===== DATASET ENTRIES =====

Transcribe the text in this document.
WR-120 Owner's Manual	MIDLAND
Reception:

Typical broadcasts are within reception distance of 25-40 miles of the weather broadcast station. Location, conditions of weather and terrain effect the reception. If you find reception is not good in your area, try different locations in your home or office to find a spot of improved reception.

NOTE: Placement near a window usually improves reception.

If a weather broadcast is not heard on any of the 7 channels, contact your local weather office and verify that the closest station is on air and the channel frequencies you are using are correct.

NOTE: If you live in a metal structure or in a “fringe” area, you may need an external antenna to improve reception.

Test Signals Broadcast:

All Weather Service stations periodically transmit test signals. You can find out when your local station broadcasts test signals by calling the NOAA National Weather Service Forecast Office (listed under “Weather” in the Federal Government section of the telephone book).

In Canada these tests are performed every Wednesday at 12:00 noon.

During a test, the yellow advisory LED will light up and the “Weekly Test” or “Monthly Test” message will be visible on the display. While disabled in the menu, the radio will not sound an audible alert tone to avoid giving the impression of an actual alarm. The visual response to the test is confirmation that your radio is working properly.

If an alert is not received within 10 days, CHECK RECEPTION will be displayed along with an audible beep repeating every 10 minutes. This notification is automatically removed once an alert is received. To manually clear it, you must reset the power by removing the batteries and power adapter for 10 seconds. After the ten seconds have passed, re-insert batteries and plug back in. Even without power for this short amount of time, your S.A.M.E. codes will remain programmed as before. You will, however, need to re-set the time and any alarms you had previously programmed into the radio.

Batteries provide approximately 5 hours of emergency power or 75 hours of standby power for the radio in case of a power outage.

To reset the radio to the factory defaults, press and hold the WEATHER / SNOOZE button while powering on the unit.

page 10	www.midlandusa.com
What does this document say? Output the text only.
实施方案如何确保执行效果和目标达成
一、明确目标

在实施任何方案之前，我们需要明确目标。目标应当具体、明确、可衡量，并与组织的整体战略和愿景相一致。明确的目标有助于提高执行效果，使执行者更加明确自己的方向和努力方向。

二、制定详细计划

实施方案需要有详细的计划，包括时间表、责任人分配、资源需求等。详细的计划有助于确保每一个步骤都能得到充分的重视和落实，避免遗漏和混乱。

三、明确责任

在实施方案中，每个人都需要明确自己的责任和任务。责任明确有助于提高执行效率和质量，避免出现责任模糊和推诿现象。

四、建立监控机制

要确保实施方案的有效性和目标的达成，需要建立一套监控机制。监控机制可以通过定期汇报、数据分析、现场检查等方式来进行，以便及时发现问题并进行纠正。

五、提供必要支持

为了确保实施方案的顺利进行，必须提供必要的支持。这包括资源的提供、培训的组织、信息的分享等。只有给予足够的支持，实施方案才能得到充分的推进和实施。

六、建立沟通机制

=====

» **WORK REQUIRED**
Transcribe every line of the data, exactly as it stands.

» **RESPONSE TO THE EXERCISE**
Transcribe the text in this document.
WR-120 Owner's Manual	MIDLAND
Reception:

Typical broadcasts are within reception distance of 25-40 miles of the weather broadcast station. Location, conditions of weather and terrain effect the reception. If you find reception is not good in your area, try different locations in your home or office to find a spot of improved reception.

NOTE: Placement near a window usually improves reception.

If a weather broadcast is not heard on any of the 7 channels, contact your local weather office and verify that the closest station is on air and the channel frequencies you are using are correct.

NOTE: If you live in a metal structure or in a “fringe” area, you may need an external antenna to improve reception.

Test Signals Broadcast:

All Weather Service stations periodically transmit test signals. You can find out when your local station broadcasts test signals by calling the NOAA National Weather Service Forecast Office (listed under “Weather” in the Federal Government section of the telephone book).

In Canada these tests are performed every Wednesday at 12:00 noon.

During a test, the yellow advisory LED will light up and the “Weekly Test” or “Monthly Test” message will be visible on the display. While disabled in the menu, the radio will not sound an audible alert tone to avoid giving the impression of an actual alarm. The visual response to the test is confirmation that your radio is working properly.

If an alert is not received within 10 days, CHECK RECEPTION will be displayed along with an audible beep repeating every 10 minutes. This notification is automatically removed once an alert is received. To manually clear it, you must reset the power by removing the batteries and power adapter for 10 seconds. After the ten seconds have passed, re-insert batteries and plug back in. Even without power for this short amount of time, your S.A.M.E. codes will remain programmed as before. You will, however, need to re-set the time and any alarms you had previously programmed into the radio.

Batteries provide approximately 5 hours of emergency power or 75 hours of standby power for the radio in case of a power outage.

To reset the radio to the factory defaults, press and hold the WEATHER / SNOOZE button while powering on the unit.

page 10	www.midlandusa.com
What does this document say? Output the text only.
实施方案如何确保执行效果和目标达成
一、明确目标

在实施任何方案之前，我们需要明确目标。目标应当具体、明确、可衡量，并与组织的整体战略和愿景相一致。明确的目标有助于提高执行效果，使执行者更加明确自己的方向和努力方向。

二、制定详细计划

实施方案需要有详细的计划，包括时间表、责任人分配、资源需求等。详细的计划有助于确保每一个步骤都能得到充分的重视和落实，避免遗漏和混乱。

三、明确责任

在实施方案中，每个人都需要明确自己的责任和任务。责任明确有助于提高执行效率和质量，避免出现责任模糊和推诿现象。

四、建立监控机制

要确保实施方案的有效性和目标的达成，需要建立一套监控机制。监控机制可以通过定期汇报、数据分析、现场检查等方式来进行，以便及时发现问题并进行纠正。

五、提供必要支持

为了确保实施方案的顺利进行，必须提供必要的支持。这包括资源的提供、培训的组织、信息的分享等。只有给予足够的支持，实施方案才能得到充分的推进和实施。

六、建立沟通机制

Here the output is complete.